WRITTEN EXERCISE:
Reproduce each line from the records that holds "have".

— BEGIN SUPPLIED MATERIAL —

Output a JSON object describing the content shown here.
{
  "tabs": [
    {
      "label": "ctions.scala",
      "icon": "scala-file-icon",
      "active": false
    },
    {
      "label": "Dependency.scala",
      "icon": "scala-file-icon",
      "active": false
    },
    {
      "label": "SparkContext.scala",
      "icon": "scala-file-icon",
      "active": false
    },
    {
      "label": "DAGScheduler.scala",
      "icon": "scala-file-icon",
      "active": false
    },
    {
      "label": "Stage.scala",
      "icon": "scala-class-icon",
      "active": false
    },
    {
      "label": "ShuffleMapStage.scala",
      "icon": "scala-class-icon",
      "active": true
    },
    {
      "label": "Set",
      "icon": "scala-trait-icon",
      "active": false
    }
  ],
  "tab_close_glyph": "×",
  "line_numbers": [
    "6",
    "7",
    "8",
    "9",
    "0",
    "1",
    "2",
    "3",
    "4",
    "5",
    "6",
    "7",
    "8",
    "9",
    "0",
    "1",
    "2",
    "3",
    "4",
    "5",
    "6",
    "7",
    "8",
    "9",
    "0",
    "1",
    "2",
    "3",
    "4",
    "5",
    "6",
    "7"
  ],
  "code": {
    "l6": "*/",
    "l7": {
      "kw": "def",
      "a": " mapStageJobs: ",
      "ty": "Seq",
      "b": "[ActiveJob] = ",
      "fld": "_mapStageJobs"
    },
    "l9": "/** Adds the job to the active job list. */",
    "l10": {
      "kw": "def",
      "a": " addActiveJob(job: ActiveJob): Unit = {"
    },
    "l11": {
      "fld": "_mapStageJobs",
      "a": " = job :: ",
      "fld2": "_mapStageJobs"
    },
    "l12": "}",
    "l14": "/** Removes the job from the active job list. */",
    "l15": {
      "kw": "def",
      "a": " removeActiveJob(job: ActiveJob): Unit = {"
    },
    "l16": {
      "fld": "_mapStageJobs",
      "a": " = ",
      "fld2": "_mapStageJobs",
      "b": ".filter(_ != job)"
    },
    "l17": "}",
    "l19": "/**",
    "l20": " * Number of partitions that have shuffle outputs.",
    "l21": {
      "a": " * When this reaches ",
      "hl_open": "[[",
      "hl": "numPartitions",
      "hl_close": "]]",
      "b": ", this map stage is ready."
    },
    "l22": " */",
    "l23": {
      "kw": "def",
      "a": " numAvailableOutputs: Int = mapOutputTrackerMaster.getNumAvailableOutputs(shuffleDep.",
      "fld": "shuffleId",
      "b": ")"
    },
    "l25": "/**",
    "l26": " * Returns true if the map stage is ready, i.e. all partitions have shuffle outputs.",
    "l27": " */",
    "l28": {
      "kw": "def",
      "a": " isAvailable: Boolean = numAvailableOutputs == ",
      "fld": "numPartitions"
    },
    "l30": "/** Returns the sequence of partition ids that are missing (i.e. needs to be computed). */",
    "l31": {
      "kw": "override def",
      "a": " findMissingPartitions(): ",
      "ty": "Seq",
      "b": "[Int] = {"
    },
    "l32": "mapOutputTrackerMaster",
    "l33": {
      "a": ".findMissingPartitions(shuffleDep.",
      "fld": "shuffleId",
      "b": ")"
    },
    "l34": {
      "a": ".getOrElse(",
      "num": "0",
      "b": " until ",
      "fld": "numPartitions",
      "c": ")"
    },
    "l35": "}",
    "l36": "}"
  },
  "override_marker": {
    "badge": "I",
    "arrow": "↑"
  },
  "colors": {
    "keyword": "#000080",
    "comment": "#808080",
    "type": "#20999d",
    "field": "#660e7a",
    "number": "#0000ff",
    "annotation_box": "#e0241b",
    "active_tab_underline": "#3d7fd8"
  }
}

— END SUPPLIED MATERIAL —

IN RESPONSE:
    "l20": " * Number of partitions that have shuffle outputs.",
    "l26": " * Returns true if the map stage is ready, i.e. all partitions have shuffle outputs.",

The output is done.